## BEGIN Exercise data

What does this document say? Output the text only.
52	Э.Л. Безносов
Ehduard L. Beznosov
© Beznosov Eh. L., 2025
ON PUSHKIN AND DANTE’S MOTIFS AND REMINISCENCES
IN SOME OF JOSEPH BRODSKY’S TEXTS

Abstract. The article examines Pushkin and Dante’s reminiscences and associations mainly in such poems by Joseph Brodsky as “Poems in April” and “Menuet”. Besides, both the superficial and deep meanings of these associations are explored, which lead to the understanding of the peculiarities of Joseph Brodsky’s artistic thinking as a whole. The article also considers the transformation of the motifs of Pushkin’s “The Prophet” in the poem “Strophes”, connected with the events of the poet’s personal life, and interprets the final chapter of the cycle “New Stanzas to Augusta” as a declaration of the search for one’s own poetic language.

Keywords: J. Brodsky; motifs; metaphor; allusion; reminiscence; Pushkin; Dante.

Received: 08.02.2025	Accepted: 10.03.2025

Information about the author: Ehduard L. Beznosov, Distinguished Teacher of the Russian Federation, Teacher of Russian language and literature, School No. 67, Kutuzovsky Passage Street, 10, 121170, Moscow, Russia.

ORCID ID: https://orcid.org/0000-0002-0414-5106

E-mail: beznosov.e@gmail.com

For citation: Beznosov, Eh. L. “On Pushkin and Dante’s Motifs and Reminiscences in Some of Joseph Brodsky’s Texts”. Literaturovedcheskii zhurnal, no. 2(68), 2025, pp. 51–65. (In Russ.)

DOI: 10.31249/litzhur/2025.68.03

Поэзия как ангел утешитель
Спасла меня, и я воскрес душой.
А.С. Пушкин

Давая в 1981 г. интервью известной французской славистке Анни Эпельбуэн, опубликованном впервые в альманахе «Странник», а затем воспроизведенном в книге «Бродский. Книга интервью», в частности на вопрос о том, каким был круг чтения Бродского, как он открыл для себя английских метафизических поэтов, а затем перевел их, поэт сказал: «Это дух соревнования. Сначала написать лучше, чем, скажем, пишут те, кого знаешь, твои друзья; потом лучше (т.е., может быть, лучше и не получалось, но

## END Exercise data

# Task:
Copy out the full listing exactly.

# Completed exercise:
What does this document say? Output the text only.
52	Э.Л. Безносов
Ehduard L. Beznosov
© Beznosov Eh. L., 2025
ON PUSHKIN AND DANTE’S MOTIFS AND REMINISCENCES
IN SOME OF JOSEPH BRODSKY’S TEXTS

Abstract. The article examines Pushkin and Dante’s reminiscences and associations mainly in such poems by Joseph Brodsky as “Poems in April” and “Menuet”. Besides, both the superficial and deep meanings of these associations are explored, which lead to the understanding of the peculiarities of Joseph Brodsky’s artistic thinking as a whole. The article also considers the transformation of the motifs of Pushkin’s “The Prophet” in the poem “Strophes”, connected with the events of the poet’s personal life, and interprets the final chapter of the cycle “New Stanzas to Augusta” as a declaration of the search for one’s own poetic language.

Keywords: J. Brodsky; motifs; metaphor; allusion; reminiscence; Pushkin; Dante.

Received: 08.02.2025	Accepted: 10.03.2025

Information about the author: Ehduard L. Beznosov, Distinguished Teacher of the Russian Federation, Teacher of Russian language and literature, School No. 67, Kutuzovsky Passage Street, 10, 121170, Moscow, Russia.

ORCID ID: https://orcid.org/0000-0002-0414-5106

E-mail: beznosov.e@gmail.com

For citation: Beznosov, Eh. L. “On Pushkin and Dante’s Motifs and Reminiscences in Some of Joseph Brodsky’s Texts”. Literaturovedcheskii zhurnal, no. 2(68), 2025, pp. 51–65. (In Russ.)

DOI: 10.31249/litzhur/2025.68.03

Поэзия как ангел утешитель
Спасла меня, и я воскрес душой.
А.С. Пушкин

Давая в 1981 г. интервью известной французской славистке Анни Эпельбуэн, опубликованном впервые в альманахе «Странник», а затем воспроизведенном в книге «Бродский. Книга интервью», в частности на вопрос о том, каким был круг чтения Бродского, как он открыл для себя английских метафизических поэтов, а затем перевел их, поэт сказал: «Это дух соревнования. Сначала написать лучше, чем, скажем, пишут те, кого знаешь, твои друзья; потом лучше (т.е., может быть, лучше и не получалось, но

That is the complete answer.